__Aim of the exercise__
The records that follow must be reproduced in full, exactly as written.

Stored dataset items

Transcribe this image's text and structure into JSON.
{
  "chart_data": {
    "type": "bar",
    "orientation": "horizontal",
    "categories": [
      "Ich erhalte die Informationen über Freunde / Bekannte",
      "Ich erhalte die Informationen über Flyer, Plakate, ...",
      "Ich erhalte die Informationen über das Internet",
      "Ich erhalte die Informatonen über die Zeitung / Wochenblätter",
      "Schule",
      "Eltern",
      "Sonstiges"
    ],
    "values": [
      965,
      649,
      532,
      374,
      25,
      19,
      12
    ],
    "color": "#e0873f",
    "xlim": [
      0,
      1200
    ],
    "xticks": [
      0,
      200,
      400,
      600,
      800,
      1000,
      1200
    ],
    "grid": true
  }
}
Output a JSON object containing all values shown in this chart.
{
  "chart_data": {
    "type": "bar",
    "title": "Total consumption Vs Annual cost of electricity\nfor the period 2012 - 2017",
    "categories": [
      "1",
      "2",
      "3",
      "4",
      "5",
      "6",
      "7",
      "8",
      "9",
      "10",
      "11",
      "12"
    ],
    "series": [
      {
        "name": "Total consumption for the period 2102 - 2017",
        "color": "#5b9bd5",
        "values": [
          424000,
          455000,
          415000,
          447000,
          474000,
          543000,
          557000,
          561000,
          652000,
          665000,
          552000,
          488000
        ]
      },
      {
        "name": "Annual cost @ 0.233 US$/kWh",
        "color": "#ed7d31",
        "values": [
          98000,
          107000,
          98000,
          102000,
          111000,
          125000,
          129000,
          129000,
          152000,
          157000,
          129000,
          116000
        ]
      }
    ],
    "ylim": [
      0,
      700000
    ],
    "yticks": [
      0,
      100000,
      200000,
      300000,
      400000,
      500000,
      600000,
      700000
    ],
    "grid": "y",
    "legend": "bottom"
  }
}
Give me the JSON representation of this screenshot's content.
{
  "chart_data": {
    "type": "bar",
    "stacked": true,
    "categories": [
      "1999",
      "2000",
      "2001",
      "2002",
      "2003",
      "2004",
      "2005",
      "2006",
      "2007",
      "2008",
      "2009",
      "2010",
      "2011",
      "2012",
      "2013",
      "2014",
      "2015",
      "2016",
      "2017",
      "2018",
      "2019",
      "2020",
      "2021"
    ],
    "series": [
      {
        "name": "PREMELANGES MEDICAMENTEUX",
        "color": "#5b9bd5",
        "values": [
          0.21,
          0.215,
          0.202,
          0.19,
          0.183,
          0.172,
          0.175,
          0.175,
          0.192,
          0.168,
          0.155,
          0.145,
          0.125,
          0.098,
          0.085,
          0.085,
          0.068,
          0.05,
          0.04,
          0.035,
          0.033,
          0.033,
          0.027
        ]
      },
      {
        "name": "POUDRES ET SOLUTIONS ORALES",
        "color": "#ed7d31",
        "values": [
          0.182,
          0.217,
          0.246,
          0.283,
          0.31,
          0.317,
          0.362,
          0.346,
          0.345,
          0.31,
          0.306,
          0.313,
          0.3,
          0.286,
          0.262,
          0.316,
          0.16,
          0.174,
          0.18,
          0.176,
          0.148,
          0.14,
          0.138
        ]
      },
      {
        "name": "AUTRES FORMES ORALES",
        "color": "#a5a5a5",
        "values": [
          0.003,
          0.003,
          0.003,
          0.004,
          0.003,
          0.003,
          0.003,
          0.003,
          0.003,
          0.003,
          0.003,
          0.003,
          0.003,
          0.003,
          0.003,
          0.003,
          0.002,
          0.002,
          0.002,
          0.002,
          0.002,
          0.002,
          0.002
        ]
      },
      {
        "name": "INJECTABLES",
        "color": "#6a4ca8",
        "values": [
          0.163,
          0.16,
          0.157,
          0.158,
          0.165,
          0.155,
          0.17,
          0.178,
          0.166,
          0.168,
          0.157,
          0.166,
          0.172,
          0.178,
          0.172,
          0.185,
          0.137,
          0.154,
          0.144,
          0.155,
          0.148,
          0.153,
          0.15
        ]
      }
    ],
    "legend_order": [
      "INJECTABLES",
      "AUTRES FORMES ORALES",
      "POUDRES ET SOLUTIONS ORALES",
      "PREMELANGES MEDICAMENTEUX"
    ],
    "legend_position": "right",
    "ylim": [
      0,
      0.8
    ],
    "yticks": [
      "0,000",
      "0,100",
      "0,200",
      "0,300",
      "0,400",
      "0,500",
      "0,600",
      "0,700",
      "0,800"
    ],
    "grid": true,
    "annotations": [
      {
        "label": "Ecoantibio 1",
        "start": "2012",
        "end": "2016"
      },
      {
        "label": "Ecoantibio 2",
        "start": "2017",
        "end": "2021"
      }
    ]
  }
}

__Result below__
Transcribe this image's text and structure into JSON.
{
  "chart_data": {
    "type": "bar",
    "orientation": "horizontal",
    "categories": [
      "Ich erhalte die Informationen über Freunde / Bekannte",
      "Ich erhalte die Informationen über Flyer, Plakate, ...",
      "Ich erhalte die Informationen über das Internet",
      "Ich erhalte die Informatonen über die Zeitung / Wochenblätter",
      "Schule",
      "Eltern",
      "Sonstiges"
    ],
    "values": [
      965,
      649,
      532,
      374,
      25,
      19,
      12
    ],
    "color": "#e0873f",
    "xlim": [
      0,
      1200
    ],
    "xticks": [
      0,
      200,
      400,
      600,
      800,
      1000,
      1200
    ],
    "grid": true
  }
}
Output a JSON object containing all values shown in this chart.
{
  "chart_data": {
    "type": "bar",
    "title": "Total consumption Vs Annual cost of electricity\nfor the period 2012 - 2017",
    "categories": [
      "1",
      "2",
      "3",
      "4",
      "5",
      "6",
      "7",
      "8",
      "9",
      "10",
      "11",
      "12"
    ],
    "series": [
      {
        "name": "Total consumption for the period 2102 - 2017",
        "color": "#5b9bd5",
        "values": [
          424000,
          455000,
          415000,
          447000,
          474000,
          543000,
          557000,
          561000,
          652000,
          665000,
          552000,
          488000
        ]
      },
      {
        "name": "Annual cost @ 0.233 US$/kWh",
        "color": "#ed7d31",
        "values": [
          98000,
          107000,
          98000,
          102000,
          111000,
          125000,
          129000,
          129000,
          152000,
          157000,
          129000,
          116000
        ]
      }
    ],
    "ylim": [
      0,
      700000
    ],
    "yticks": [
      0,
      100000,
      200000,
      300000,
      400000,
      500000,
      600000,
      700000
    ],
    "grid": "y",
    "legend": "bottom"
  }
}
Give me the JSON representation of this screenshot's content.
{
  "chart_data": {
    "type": "bar",
    "stacked": true,
    "categories": [
      "1999",
      "2000",
      "2001",
      "2002",
      "2003",
      "2004",
      "2005",
      "2006",
      "2007",
      "2008",
      "2009",
      "2010",
      "2011",
      "2012",
      "2013",
      "2014",
      "2015",
      "2016",
      "2017",
      "2018",
      "2019",
      "2020",
      "2021"
    ],
    "series": [
      {
        "name": "PREMELANGES MEDICAMENTEUX",
        "color": "#5b9bd5",
        "values": [
          0.21,
          0.215,
          0.202,
          0.19,
          0.183,
          0.172,
          0.175,
          0.175,
          0.192,
          0.168,
          0.155,
          0.145,
          0.125,
          0.098,
          0.085,
          0.085,
          0.068,
          0.05,
          0.04,
          0.035,
          0.033,
          0.033,
          0.027
        ]
      },
      {
        "name": "POUDRES ET SOLUTIONS ORALES",
        "color": "#ed7d31",
        "values": [
          0.182,
          0.217,
          0.246,
          0.283,
          0.31,
          0.317,
          0.362,
          0.346,
          0.345,
          0.31,
          0.306,
          0.313,
          0.3,
          0.286,
          0.262,
          0.316,
          0.16,
          0.174,
          0.18,
          0.176,
          0.148,
          0.14,
          0.138
        ]
      },
      {
        "name": "AUTRES FORMES ORALES",
        "color": "#a5a5a5",
        "values": [
          0.003,
          0.003,
          0.003,
          0.004,
          0.003,
          0.003,
          0.003,
          0.003,
          0.003,
          0.003,
          0.003,
          0.003,
          0.003,
          0.003,
          0.003,
          0.003,
          0.002,
          0.002,
          0.002,
          0.002,
          0.002,
          0.002,
          0.002
        ]
      },
      {
        "name": "INJECTABLES",
        "color": "#6a4ca8",
        "values": [
          0.163,
          0.16,
          0.157,
          0.158,
          0.165,
          0.155,
          0.17,
          0.178,
          0.166,
          0.168,
          0.157,
          0.166,
          0.172,
          0.178,
          0.172,
          0.185,
          0.137,
          0.154,
          0.144,
          0.155,
          0.148,
          0.153,
          0.15
        ]
      }
    ],
    "legend_order": [
      "INJECTABLES",
      "AUTRES FORMES ORALES",
      "POUDRES ET SOLUTIONS ORALES",
      "PREMELANGES MEDICAMENTEUX"
    ],
    "legend_position": "right",
    "ylim": [
      0,
      0.8
    ],
    "yticks": [
      "0,000",
      "0,100",
      "0,200",
      "0,300",
      "0,400",
      "0,500",
      "0,600",
      "0,700",
      "0,800"
    ],
    "grid": true,
    "annotations": [
      {
        "label": "Ecoantibio 1",
        "start": "2012",
        "end": "2016"
      },
      {
        "label": "Ecoantibio 2",
        "start": "2017",
        "end": "2021"
      }
    ]
  }
}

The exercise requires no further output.